In full and without deviation, write out the entries that follow.

Entries from a dataset
★ ★ ★

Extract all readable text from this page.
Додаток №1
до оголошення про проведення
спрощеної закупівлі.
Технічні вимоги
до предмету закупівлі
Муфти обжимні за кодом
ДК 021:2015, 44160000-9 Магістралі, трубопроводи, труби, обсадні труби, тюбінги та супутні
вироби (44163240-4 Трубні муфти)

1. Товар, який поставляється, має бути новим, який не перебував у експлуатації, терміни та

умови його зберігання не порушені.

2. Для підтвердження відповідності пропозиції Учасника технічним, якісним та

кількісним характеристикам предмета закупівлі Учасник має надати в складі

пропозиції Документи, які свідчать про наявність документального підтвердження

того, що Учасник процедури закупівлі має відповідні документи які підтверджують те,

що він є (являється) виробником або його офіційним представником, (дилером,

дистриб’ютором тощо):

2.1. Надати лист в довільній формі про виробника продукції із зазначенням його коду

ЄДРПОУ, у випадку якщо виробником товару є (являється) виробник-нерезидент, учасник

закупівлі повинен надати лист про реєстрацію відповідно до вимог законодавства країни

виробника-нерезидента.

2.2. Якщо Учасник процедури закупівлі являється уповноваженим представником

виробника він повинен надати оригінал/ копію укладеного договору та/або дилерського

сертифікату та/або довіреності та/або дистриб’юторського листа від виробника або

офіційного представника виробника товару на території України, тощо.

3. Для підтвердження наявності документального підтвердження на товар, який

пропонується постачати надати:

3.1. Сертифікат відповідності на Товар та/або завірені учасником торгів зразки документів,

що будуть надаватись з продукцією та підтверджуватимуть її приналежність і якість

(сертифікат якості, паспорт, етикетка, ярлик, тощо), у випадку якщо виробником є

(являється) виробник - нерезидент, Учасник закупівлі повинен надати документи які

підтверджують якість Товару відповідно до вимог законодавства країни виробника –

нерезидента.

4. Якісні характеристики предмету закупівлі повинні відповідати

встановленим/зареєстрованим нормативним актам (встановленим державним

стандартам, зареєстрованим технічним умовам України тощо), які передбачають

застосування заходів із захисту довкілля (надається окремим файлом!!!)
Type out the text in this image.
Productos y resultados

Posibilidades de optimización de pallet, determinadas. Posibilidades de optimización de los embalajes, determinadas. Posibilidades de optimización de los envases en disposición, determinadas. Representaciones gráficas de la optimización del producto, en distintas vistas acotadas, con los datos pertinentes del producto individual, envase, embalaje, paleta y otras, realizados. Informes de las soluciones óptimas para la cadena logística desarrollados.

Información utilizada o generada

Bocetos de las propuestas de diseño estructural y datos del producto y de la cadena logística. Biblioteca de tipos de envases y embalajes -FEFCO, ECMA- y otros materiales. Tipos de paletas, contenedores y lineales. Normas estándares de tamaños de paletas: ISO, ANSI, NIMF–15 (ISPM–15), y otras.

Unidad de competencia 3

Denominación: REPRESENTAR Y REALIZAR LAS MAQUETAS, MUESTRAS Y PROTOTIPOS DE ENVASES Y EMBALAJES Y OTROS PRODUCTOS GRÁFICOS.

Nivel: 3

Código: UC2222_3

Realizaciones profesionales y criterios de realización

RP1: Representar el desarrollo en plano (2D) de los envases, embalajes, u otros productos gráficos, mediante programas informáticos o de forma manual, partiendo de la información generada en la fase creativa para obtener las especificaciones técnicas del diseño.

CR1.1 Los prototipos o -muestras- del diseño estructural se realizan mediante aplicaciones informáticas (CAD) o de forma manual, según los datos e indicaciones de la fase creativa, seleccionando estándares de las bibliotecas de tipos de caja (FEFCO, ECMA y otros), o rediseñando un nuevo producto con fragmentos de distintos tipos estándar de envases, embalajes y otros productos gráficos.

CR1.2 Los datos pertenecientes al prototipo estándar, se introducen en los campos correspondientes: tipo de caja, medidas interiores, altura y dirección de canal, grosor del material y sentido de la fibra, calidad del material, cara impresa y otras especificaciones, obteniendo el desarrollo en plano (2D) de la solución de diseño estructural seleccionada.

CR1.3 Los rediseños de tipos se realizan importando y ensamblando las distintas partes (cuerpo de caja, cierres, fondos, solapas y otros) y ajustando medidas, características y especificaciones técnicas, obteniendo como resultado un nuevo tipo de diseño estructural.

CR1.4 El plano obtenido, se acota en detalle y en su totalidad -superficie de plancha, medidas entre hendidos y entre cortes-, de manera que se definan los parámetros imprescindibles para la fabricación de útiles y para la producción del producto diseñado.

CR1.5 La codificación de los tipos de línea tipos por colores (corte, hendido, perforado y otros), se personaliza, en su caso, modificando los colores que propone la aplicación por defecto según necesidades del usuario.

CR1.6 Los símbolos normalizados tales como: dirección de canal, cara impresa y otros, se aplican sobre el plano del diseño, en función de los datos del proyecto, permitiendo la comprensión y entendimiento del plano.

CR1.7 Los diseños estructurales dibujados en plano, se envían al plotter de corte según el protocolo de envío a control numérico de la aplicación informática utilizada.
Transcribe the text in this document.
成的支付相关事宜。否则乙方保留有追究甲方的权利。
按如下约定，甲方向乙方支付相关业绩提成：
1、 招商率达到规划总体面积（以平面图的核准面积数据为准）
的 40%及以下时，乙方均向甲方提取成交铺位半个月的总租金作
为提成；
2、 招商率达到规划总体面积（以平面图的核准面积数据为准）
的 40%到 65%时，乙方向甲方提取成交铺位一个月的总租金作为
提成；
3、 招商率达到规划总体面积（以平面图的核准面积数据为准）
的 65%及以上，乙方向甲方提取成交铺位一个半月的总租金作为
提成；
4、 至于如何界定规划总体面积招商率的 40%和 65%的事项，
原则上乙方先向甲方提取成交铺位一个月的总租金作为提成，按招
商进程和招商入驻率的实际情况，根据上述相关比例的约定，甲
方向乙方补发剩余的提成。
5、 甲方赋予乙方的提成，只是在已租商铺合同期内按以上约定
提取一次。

★ ★ ★

# Answer to this exercise:
Extract all readable text from this page.
Додаток №1
до оголошення про проведення
спрощеної закупівлі.
Технічні вимоги
до предмету закупівлі
Муфти обжимні за кодом
ДК 021:2015, 44160000-9 Магістралі, трубопроводи, труби, обсадні труби, тюбінги та супутні
вироби (44163240-4 Трубні муфти)

1. Товар, який поставляється, має бути новим, який не перебував у експлуатації, терміни та

умови його зберігання не порушені.

2. Для підтвердження відповідності пропозиції Учасника технічним, якісним та

кількісним характеристикам предмета закупівлі Учасник має надати в складі

пропозиції Документи, які свідчать про наявність документального підтвердження

того, що Учасник процедури закупівлі має відповідні документи які підтверджують те,

що він є (являється) виробником або його офіційним представником, (дилером,

дистриб’ютором тощо):

2.1. Надати лист в довільній формі про виробника продукції із зазначенням його коду

ЄДРПОУ, у випадку якщо виробником товару є (являється) виробник-нерезидент, учасник

закупівлі повинен надати лист про реєстрацію відповідно до вимог законодавства країни

виробника-нерезидента.

2.2. Якщо Учасник процедури закупівлі являється уповноваженим представником

виробника він повинен надати оригінал/ копію укладеного договору та/або дилерського

сертифікату та/або довіреності та/або дистриб’юторського листа від виробника або

офіційного представника виробника товару на території України, тощо.

3. Для підтвердження наявності документального підтвердження на товар, який

пропонується постачати надати:

3.1. Сертифікат відповідності на Товар та/або завірені учасником торгів зразки документів,

що будуть надаватись з продукцією та підтверджуватимуть її приналежність і якість

(сертифікат якості, паспорт, етикетка, ярлик, тощо), у випадку якщо виробником є

(являється) виробник - нерезидент, Учасник закупівлі повинен надати документи які

підтверджують якість Товару відповідно до вимог законодавства країни виробника –

нерезидента.

4. Якісні характеристики предмету закупівлі повинні відповідати

встановленим/зареєстрованим нормативним актам (встановленим державним

стандартам, зареєстрованим технічним умовам України тощо), які передбачають

застосування заходів із захисту довкілля (надається окремим файлом!!!)
Type out the text in this image.
Productos y resultados

Posibilidades de optimización de pallet, determinadas. Posibilidades de optimización de los embalajes, determinadas. Posibilidades de optimización de los envases en disposición, determinadas. Representaciones gráficas de la optimización del producto, en distintas vistas acotadas, con los datos pertinentes del producto individual, envase, embalaje, paleta y otras, realizados. Informes de las soluciones óptimas para la cadena logística desarrollados.

Información utilizada o generada

Bocetos de las propuestas de diseño estructural y datos del producto y de la cadena logística. Biblioteca de tipos de envases y embalajes -FEFCO, ECMA- y otros materiales. Tipos de paletas, contenedores y lineales. Normas estándares de tamaños de paletas: ISO, ANSI, NIMF–15 (ISPM–15), y otras.

Unidad de competencia 3

Denominación: REPRESENTAR Y REALIZAR LAS MAQUETAS, MUESTRAS Y PROTOTIPOS DE ENVASES Y EMBALAJES Y OTROS PRODUCTOS GRÁFICOS.

Nivel: 3

Código: UC2222_3

Realizaciones profesionales y criterios de realización

RP1: Representar el desarrollo en plano (2D) de los envases, embalajes, u otros productos gráficos, mediante programas informáticos o de forma manual, partiendo de la información generada en la fase creativa para obtener las especificaciones técnicas del diseño.

CR1.1 Los prototipos o -muestras- del diseño estructural se realizan mediante aplicaciones informáticas (CAD) o de forma manual, según los datos e indicaciones de la fase creativa, seleccionando estándares de las bibliotecas de tipos de caja (FEFCO, ECMA y otros), o rediseñando un nuevo producto con fragmentos de distintos tipos estándar de envases, embalajes y otros productos gráficos.

CR1.2 Los datos pertenecientes al prototipo estándar, se introducen en los campos correspondientes: tipo de caja, medidas interiores, altura y dirección de canal, grosor del material y sentido de la fibra, calidad del material, cara impresa y otras especificaciones, obteniendo el desarrollo en plano (2D) de la solución de diseño estructural seleccionada.

CR1.3 Los rediseños de tipos se realizan importando y ensamblando las distintas partes (cuerpo de caja, cierres, fondos, solapas y otros) y ajustando medidas, características y especificaciones técnicas, obteniendo como resultado un nuevo tipo de diseño estructural.

CR1.4 El plano obtenido, se acota en detalle y en su totalidad -superficie de plancha, medidas entre hendidos y entre cortes-, de manera que se definan los parámetros imprescindibles para la fabricación de útiles y para la producción del producto diseñado.

CR1.5 La codificación de los tipos de línea tipos por colores (corte, hendido, perforado y otros), se personaliza, en su caso, modificando los colores que propone la aplicación por defecto según necesidades del usuario.

CR1.6 Los símbolos normalizados tales como: dirección de canal, cara impresa y otros, se aplican sobre el plano del diseño, en función de los datos del proyecto, permitiendo la comprensión y entendimiento del plano.

CR1.7 Los diseños estructurales dibujados en plano, se envían al plotter de corte según el protocolo de envío a control numérico de la aplicación informática utilizada.
Transcribe the text in this document.
成的支付相关事宜。否则乙方保留有追究甲方的权利。
按如下约定，甲方向乙方支付相关业绩提成：
1、 招商率达到规划总体面积（以平面图的核准面积数据为准）
的 40%及以下时，乙方均向甲方提取成交铺位半个月的总租金作
为提成；
2、 招商率达到规划总体面积（以平面图的核准面积数据为准）
的 40%到 65%时，乙方向甲方提取成交铺位一个月的总租金作为
提成；
3、 招商率达到规划总体面积（以平面图的核准面积数据为准）
的 65%及以上，乙方向甲方提取成交铺位一个半月的总租金作为
提成；
4、 至于如何界定规划总体面积招商率的 40%和 65%的事项，
原则上乙方先向甲方提取成交铺位一个月的总租金作为提成，按招
商进程和招商入驻率的实际情况，根据上述相关比例的约定，甲
方向乙方补发剩余的提成。
5、 甲方赋予乙方的提成，只是在已租商铺合同期内按以上约定
提取一次。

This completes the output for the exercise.